═════ 所示材料

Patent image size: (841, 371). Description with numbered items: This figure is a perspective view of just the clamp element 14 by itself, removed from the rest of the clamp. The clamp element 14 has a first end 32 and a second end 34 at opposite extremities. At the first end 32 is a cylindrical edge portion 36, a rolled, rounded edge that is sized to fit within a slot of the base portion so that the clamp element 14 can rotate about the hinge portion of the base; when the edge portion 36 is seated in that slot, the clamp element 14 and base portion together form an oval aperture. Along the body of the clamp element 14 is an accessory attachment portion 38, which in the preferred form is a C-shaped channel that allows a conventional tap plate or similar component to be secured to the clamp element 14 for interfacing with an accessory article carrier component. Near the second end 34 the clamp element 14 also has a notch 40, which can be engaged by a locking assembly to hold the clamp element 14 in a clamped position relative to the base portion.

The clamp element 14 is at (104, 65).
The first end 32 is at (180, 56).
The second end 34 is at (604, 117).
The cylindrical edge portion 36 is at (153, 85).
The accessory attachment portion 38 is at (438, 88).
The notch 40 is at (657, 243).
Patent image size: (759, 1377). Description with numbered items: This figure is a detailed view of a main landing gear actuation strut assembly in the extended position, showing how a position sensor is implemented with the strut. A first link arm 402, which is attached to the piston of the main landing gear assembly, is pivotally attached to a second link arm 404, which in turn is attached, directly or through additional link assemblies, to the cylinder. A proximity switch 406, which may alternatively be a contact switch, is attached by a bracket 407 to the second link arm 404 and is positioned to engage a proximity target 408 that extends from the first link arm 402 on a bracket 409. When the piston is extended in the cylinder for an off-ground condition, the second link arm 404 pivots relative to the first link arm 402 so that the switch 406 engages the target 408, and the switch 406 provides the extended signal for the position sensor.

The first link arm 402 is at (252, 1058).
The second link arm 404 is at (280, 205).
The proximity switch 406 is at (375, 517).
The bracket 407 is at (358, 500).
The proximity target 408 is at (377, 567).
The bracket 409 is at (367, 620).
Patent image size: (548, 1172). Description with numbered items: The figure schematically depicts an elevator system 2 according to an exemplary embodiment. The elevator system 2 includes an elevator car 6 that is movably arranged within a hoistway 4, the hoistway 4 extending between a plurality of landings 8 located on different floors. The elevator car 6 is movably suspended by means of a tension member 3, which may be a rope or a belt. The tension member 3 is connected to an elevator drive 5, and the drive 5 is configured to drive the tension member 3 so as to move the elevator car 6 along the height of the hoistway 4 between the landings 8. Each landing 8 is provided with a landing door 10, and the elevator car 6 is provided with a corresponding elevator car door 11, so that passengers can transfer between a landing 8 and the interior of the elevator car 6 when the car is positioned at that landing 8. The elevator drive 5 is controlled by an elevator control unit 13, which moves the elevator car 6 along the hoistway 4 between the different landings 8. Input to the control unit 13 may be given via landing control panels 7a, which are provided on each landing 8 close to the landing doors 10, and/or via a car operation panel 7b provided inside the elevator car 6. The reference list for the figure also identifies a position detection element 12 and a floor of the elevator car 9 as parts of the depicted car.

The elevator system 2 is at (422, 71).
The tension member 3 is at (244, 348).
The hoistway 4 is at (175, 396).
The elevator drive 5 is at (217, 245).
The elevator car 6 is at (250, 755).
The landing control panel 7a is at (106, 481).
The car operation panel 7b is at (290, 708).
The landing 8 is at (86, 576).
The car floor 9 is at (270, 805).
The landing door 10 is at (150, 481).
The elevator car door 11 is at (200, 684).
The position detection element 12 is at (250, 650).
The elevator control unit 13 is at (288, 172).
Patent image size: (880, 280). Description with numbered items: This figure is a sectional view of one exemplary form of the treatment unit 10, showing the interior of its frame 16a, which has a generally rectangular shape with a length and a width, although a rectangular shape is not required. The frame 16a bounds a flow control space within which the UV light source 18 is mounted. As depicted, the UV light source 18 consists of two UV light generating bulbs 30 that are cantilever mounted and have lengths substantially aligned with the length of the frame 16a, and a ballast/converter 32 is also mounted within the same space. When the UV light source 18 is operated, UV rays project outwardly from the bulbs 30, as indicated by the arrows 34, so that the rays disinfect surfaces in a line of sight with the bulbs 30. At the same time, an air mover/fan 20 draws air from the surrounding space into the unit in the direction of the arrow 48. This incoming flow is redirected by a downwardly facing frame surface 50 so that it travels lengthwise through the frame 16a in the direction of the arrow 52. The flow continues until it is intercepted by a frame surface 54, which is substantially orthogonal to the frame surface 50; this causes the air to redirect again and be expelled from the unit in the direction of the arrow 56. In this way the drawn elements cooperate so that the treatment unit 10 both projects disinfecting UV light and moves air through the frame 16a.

══════════

> _题目_
能否把上面全部材料中的“Patent image size”都改成“Figure size”，其余内容一字不动，再完整写出一遍？

> _解答过程_
Figure size: (841, 371). Description with numbered items: This figure is a perspective view of just the clamp element 14 by itself, removed from the rest of the clamp. The clamp element 14 has a first end 32 and a second end 34 at opposite extremities. At the first end 32 is a cylindrical edge portion 36, a rolled, rounded edge that is sized to fit within a slot of the base portion so that the clamp element 14 can rotate about the hinge portion of the base; when the edge portion 36 is seated in that slot, the clamp element 14 and base portion together form an oval aperture. Along the body of the clamp element 14 is an accessory attachment portion 38, which in the preferred form is a C-shaped channel that allows a conventional tap plate or similar component to be secured to the clamp element 14 for interfacing with an accessory article carrier component. Near the second end 34 the clamp element 14 also has a notch 40, which can be engaged by a locking assembly to hold the clamp element 14 in a clamped position relative to the base portion.

The clamp element 14 is at (104, 65).
The first end 32 is at (180, 56).
The second end 34 is at (604, 117).
The cylindrical edge portion 36 is at (153, 85).
The accessory attachment portion 38 is at (438, 88).
The notch 40 is at (657, 243).
Figure size: (759, 1377). Description with numbered items: This figure is a detailed view of a main landing gear actuation strut assembly in the extended position, showing how a position sensor is implemented with the strut. A first link arm 402, which is attached to the piston of the main landing gear assembly, is pivotally attached to a second link arm 404, which in turn is attached, directly or through additional link assemblies, to the cylinder. A proximity switch 406, which may alternatively be a contact switch, is attached by a bracket 407 to the second link arm 404 and is positioned to engage a proximity target 408 that extends from the first link arm 402 on a bracket 409. When the piston is extended in the cylinder for an off-ground condition, the second link arm 404 pivots relative to the first link arm 402 so that the switch 406 engages the target 408, and the switch 406 provides the extended signal for the position sensor.

The first link arm 402 is at (252, 1058).
The second link arm 404 is at (280, 205).
The proximity switch 406 is at (375, 517).
The bracket 407 is at (358, 500).
The proximity target 408 is at (377, 567).
The bracket 409 is at (367, 620).
Figure size: (548, 1172). Description with numbered items: The figure schematically depicts an elevator system 2 according to an exemplary embodiment. The elevator system 2 includes an elevator car 6 that is movably arranged within a hoistway 4, the hoistway 4 extending between a plurality of landings 8 located on different floors. The elevator car 6 is movably suspended by means of a tension member 3, which may be a rope or a belt. The tension member 3 is connected to an elevator drive 5, and the drive 5 is configured to drive the tension member 3 so as to move the elevator car 6 along the height of the hoistway 4 between the landings 8. Each landing 8 is provided with a landing door 10, and the elevator car 6 is provided with a corresponding elevator car door 11, so that passengers can transfer between a landing 8 and the interior of the elevator car 6 when the car is positioned at that landing 8. The elevator drive 5 is controlled by an elevator control unit 13, which moves the elevator car 6 along the hoistway 4 between the different landings 8. Input to the control unit 13 may be given via landing control panels 7a, which are provided on each landing 8 close to the landing doors 10, and/or via a car operation panel 7b provided inside the elevator car 6. The reference list for the figure also identifies a position detection element 12 and a floor of the elevator car 9 as parts of the depicted car.

The elevator system 2 is at (422, 71).
The tension member 3 is at (244, 348).
The hoistway 4 is at (175, 396).
The elevator drive 5 is at (217, 245).
The elevator car 6 is at (250, 755).
The landing control panel 7a is at (106, 481).
The car operation panel 7b is at (290, 708).
The landing 8 is at (86, 576).
The car floor 9 is at (270, 805).
The landing door 10 is at (150, 481).
The elevator car door 11 is at (200, 684).
The position detection element 12 is at (250, 650).
The elevator control unit 13 is at (288, 172).
Figure size: (880, 280). Description with numbered items: This figure is a sectional view of one exemplary form of the treatment unit 10, showing the interior of its frame 16a, which has a generally rectangular shape with a length and a width, although a rectangular shape is not required. The frame 16a bounds a flow control space within which the UV light source 18 is mounted. As depicted, the UV light source 18 consists of two UV light generating bulbs 30 that are cantilever mounted and have lengths substantially aligned with the length of the frame 16a, and a ballast/converter 32 is also mounted within the same space. When the UV light source 18 is operated, UV rays project outwardly from the bulbs 30, as indicated by the arrows 34, so that the rays disinfect surfaces in a line of sight with the bulbs 30. At the same time, an air mover/fan 20 draws air from the surrounding space into the unit in the direction of the arrow 48. This incoming flow is redirected by a downwardly facing frame surface 50 so that it travels lengthwise through the frame 16a in the direction of the arrow 52. The flow continues until it is intercepted by a frame surface 54, which is substantially orthogonal to the frame surface 50; this causes the air to redirect again and be expelled from the unit in the direction of the arrow 56. In this way the drawn elements cooperate so that the treatment unit 10 both projects disinfecting UV light and moves air through the frame 16a.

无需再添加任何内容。